Task goal: Each entry below is to be printed verbatim.

Records provided:
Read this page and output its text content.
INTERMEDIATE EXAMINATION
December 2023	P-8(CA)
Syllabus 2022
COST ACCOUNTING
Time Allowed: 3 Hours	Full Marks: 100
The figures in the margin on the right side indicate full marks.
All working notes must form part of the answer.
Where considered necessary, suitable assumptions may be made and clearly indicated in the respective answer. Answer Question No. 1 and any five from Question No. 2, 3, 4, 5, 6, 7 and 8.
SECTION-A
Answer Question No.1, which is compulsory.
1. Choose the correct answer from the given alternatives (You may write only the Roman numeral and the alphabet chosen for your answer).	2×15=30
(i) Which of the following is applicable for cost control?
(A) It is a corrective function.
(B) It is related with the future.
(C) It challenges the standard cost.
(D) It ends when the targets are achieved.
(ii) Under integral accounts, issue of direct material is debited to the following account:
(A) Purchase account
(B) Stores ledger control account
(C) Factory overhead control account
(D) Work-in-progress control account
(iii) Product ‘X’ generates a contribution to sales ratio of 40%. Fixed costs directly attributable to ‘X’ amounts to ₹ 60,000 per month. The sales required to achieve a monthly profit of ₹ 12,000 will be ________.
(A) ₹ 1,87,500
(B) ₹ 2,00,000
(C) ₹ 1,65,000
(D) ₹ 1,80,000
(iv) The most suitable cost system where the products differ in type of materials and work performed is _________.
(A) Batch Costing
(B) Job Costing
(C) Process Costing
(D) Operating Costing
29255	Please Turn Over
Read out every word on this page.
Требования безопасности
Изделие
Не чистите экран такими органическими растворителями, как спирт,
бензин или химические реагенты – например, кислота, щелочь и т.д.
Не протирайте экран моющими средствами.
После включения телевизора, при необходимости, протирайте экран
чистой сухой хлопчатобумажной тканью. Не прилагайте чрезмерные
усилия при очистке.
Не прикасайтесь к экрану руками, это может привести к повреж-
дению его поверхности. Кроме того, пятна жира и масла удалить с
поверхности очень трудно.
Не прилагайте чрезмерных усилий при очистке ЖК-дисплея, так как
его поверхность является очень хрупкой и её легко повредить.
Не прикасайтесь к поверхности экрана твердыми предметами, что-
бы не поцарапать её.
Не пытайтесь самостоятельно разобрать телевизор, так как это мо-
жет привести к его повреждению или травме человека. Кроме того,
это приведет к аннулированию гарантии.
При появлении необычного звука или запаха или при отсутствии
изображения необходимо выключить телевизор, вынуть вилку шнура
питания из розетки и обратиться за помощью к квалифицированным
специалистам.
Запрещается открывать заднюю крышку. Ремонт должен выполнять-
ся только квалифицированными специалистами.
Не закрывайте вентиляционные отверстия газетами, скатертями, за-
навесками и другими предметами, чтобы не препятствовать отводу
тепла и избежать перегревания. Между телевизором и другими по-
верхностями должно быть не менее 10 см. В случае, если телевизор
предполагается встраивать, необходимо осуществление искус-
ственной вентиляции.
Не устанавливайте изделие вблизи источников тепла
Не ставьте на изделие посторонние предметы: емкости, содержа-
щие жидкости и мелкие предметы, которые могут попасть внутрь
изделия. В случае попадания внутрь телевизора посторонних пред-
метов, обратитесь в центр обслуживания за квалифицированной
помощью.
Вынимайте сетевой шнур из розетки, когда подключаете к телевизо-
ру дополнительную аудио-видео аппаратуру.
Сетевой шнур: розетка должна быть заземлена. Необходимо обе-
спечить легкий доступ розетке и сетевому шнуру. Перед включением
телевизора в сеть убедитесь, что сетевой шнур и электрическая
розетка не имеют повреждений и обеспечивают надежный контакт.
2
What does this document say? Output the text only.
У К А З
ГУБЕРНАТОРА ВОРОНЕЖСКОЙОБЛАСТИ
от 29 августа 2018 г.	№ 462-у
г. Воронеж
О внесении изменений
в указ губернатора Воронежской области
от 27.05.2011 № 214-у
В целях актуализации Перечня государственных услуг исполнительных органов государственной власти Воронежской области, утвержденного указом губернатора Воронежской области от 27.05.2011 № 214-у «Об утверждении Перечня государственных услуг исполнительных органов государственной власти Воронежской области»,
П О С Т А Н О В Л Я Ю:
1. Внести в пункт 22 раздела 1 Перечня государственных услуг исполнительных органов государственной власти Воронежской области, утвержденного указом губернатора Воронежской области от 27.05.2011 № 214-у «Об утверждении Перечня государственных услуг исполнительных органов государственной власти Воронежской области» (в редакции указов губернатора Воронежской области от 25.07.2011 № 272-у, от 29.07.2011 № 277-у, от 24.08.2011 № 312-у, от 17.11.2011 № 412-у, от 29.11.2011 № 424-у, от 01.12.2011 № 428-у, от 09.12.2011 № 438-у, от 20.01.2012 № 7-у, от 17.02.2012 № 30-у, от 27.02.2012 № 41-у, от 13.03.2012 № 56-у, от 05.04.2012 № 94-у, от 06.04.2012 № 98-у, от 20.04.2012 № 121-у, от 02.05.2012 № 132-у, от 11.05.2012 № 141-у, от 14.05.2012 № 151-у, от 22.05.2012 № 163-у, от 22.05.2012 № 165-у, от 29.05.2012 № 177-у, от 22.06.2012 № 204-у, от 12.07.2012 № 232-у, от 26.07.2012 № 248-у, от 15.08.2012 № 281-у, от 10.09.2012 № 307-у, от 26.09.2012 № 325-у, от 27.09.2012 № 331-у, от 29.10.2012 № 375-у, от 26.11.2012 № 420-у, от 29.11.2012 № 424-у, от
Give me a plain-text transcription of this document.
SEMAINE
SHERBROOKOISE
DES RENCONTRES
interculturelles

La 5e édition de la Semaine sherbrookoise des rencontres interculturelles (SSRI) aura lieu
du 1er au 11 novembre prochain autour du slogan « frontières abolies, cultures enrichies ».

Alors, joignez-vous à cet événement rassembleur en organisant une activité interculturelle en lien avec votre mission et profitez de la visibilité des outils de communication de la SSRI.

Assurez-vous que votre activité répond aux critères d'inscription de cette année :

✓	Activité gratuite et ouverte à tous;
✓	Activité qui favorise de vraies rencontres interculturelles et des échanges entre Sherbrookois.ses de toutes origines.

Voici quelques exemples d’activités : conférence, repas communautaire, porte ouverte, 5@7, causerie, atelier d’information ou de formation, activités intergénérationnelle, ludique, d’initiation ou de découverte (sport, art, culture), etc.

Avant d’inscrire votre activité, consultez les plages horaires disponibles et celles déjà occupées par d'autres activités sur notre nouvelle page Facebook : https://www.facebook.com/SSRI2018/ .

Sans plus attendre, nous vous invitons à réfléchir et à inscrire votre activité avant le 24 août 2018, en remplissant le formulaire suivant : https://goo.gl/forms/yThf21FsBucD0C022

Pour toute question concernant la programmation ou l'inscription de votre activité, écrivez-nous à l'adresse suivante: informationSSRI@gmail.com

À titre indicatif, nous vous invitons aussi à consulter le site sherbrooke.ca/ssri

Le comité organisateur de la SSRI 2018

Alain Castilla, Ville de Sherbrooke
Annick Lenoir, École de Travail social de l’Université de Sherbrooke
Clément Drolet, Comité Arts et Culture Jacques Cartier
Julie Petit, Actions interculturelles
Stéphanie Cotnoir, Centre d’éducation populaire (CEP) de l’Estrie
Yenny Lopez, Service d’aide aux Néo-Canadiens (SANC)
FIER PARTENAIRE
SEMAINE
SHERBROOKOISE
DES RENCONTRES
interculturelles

Full answer:
Read this page and output its text content.
INTERMEDIATE EXAMINATION
December 2023	P-8(CA)
Syllabus 2022
COST ACCOUNTING
Time Allowed: 3 Hours	Full Marks: 100
The figures in the margin on the right side indicate full marks.
All working notes must form part of the answer.
Where considered necessary, suitable assumptions may be made and clearly indicated in the respective answer. Answer Question No. 1 and any five from Question No. 2, 3, 4, 5, 6, 7 and 8.
SECTION-A
Answer Question No.1, which is compulsory.
1. Choose the correct answer from the given alternatives (You may write only the Roman numeral and the alphabet chosen for your answer).	2×15=30
(i) Which of the following is applicable for cost control?
(A) It is a corrective function.
(B) It is related with the future.
(C) It challenges the standard cost.
(D) It ends when the targets are achieved.
(ii) Under integral accounts, issue of direct material is debited to the following account:
(A) Purchase account
(B) Stores ledger control account
(C) Factory overhead control account
(D) Work-in-progress control account
(iii) Product ‘X’ generates a contribution to sales ratio of 40%. Fixed costs directly attributable to ‘X’ amounts to ₹ 60,000 per month. The sales required to achieve a monthly profit of ₹ 12,000 will be ________.
(A) ₹ 1,87,500
(B) ₹ 2,00,000
(C) ₹ 1,65,000
(D) ₹ 1,80,000
(iv) The most suitable cost system where the products differ in type of materials and work performed is _________.
(A) Batch Costing
(B) Job Costing
(C) Process Costing
(D) Operating Costing
29255	Please Turn Over
Read out every word on this page.
Требования безопасности
Изделие
Не чистите экран такими органическими растворителями, как спирт,
бензин или химические реагенты – например, кислота, щелочь и т.д.
Не протирайте экран моющими средствами.
После включения телевизора, при необходимости, протирайте экран
чистой сухой хлопчатобумажной тканью. Не прилагайте чрезмерные
усилия при очистке.
Не прикасайтесь к экрану руками, это может привести к повреж-
дению его поверхности. Кроме того, пятна жира и масла удалить с
поверхности очень трудно.
Не прилагайте чрезмерных усилий при очистке ЖК-дисплея, так как
его поверхность является очень хрупкой и её легко повредить.
Не прикасайтесь к поверхности экрана твердыми предметами, что-
бы не поцарапать её.
Не пытайтесь самостоятельно разобрать телевизор, так как это мо-
жет привести к его повреждению или травме человека. Кроме того,
это приведет к аннулированию гарантии.
При появлении необычного звука или запаха или при отсутствии
изображения необходимо выключить телевизор, вынуть вилку шнура
питания из розетки и обратиться за помощью к квалифицированным
специалистам.
Запрещается открывать заднюю крышку. Ремонт должен выполнять-
ся только квалифицированными специалистами.
Не закрывайте вентиляционные отверстия газетами, скатертями, за-
навесками и другими предметами, чтобы не препятствовать отводу
тепла и избежать перегревания. Между телевизором и другими по-
верхностями должно быть не менее 10 см. В случае, если телевизор
предполагается встраивать, необходимо осуществление искус-
ственной вентиляции.
Не устанавливайте изделие вблизи источников тепла
Не ставьте на изделие посторонние предметы: емкости, содержа-
щие жидкости и мелкие предметы, которые могут попасть внутрь
изделия. В случае попадания внутрь телевизора посторонних пред-
метов, обратитесь в центр обслуживания за квалифицированной
помощью.
Вынимайте сетевой шнур из розетки, когда подключаете к телевизо-
ру дополнительную аудио-видео аппаратуру.
Сетевой шнур: розетка должна быть заземлена. Необходимо обе-
спечить легкий доступ розетке и сетевому шнуру. Перед включением
телевизора в сеть убедитесь, что сетевой шнур и электрическая
розетка не имеют повреждений и обеспечивают надежный контакт.
2
What does this document say? Output the text only.
У К А З
ГУБЕРНАТОРА ВОРОНЕЖСКОЙОБЛАСТИ
от 29 августа 2018 г.	№ 462-у
г. Воронеж
О внесении изменений
в указ губернатора Воронежской области
от 27.05.2011 № 214-у
В целях актуализации Перечня государственных услуг исполнительных органов государственной власти Воронежской области, утвержденного указом губернатора Воронежской области от 27.05.2011 № 214-у «Об утверждении Перечня государственных услуг исполнительных органов государственной власти Воронежской области»,
П О С Т А Н О В Л Я Ю:
1. Внести в пункт 22 раздела 1 Перечня государственных услуг исполнительных органов государственной власти Воронежской области, утвержденного указом губернатора Воронежской области от 27.05.2011 № 214-у «Об утверждении Перечня государственных услуг исполнительных органов государственной власти Воронежской области» (в редакции указов губернатора Воронежской области от 25.07.2011 № 272-у, от 29.07.2011 № 277-у, от 24.08.2011 № 312-у, от 17.11.2011 № 412-у, от 29.11.2011 № 424-у, от 01.12.2011 № 428-у, от 09.12.2011 № 438-у, от 20.01.2012 № 7-у, от 17.02.2012 № 30-у, от 27.02.2012 № 41-у, от 13.03.2012 № 56-у, от 05.04.2012 № 94-у, от 06.04.2012 № 98-у, от 20.04.2012 № 121-у, от 02.05.2012 № 132-у, от 11.05.2012 № 141-у, от 14.05.2012 № 151-у, от 22.05.2012 № 163-у, от 22.05.2012 № 165-у, от 29.05.2012 № 177-у, от 22.06.2012 № 204-у, от 12.07.2012 № 232-у, от 26.07.2012 № 248-у, от 15.08.2012 № 281-у, от 10.09.2012 № 307-у, от 26.09.2012 № 325-у, от 27.09.2012 № 331-у, от 29.10.2012 № 375-у, от 26.11.2012 № 420-у, от 29.11.2012 № 424-у, от
Give me a plain-text transcription of this document.
SEMAINE
SHERBROOKOISE
DES RENCONTRES
interculturelles

La 5e édition de la Semaine sherbrookoise des rencontres interculturelles (SSRI) aura lieu
du 1er au 11 novembre prochain autour du slogan « frontières abolies, cultures enrichies ».

Alors, joignez-vous à cet événement rassembleur en organisant une activité interculturelle en lien avec votre mission et profitez de la visibilité des outils de communication de la SSRI.

Assurez-vous que votre activité répond aux critères d'inscription de cette année :

✓	Activité gratuite et ouverte à tous;
✓	Activité qui favorise de vraies rencontres interculturelles et des échanges entre Sherbrookois.ses de toutes origines.

Voici quelques exemples d’activités : conférence, repas communautaire, porte ouverte, 5@7, causerie, atelier d’information ou de formation, activités intergénérationnelle, ludique, d’initiation ou de découverte (sport, art, culture), etc.

Avant d’inscrire votre activité, consultez les plages horaires disponibles et celles déjà occupées par d'autres activités sur notre nouvelle page Facebook : https://www.facebook.com/SSRI2018/ .

Sans plus attendre, nous vous invitons à réfléchir et à inscrire votre activité avant le 24 août 2018, en remplissant le formulaire suivant : https://goo.gl/forms/yThf21FsBucD0C022

Pour toute question concernant la programmation ou l'inscription de votre activité, écrivez-nous à l'adresse suivante: informationSSRI@gmail.com

À titre indicatif, nous vous invitons aussi à consulter le site sherbrooke.ca/ssri

Le comité organisateur de la SSRI 2018

Alain Castilla, Ville de Sherbrooke
Annick Lenoir, École de Travail social de l’Université de Sherbrooke
Clément Drolet, Comité Arts et Culture Jacques Cartier
Julie Petit, Actions interculturelles
Stéphanie Cotnoir, Centre d’éducation populaire (CEP) de l’Estrie
Yenny Lopez, Service d’aide aux Néo-Canadiens (SANC)
FIER PARTENAIRE
SEMAINE
SHERBROOKOISE
DES RENCONTRES
interculturelles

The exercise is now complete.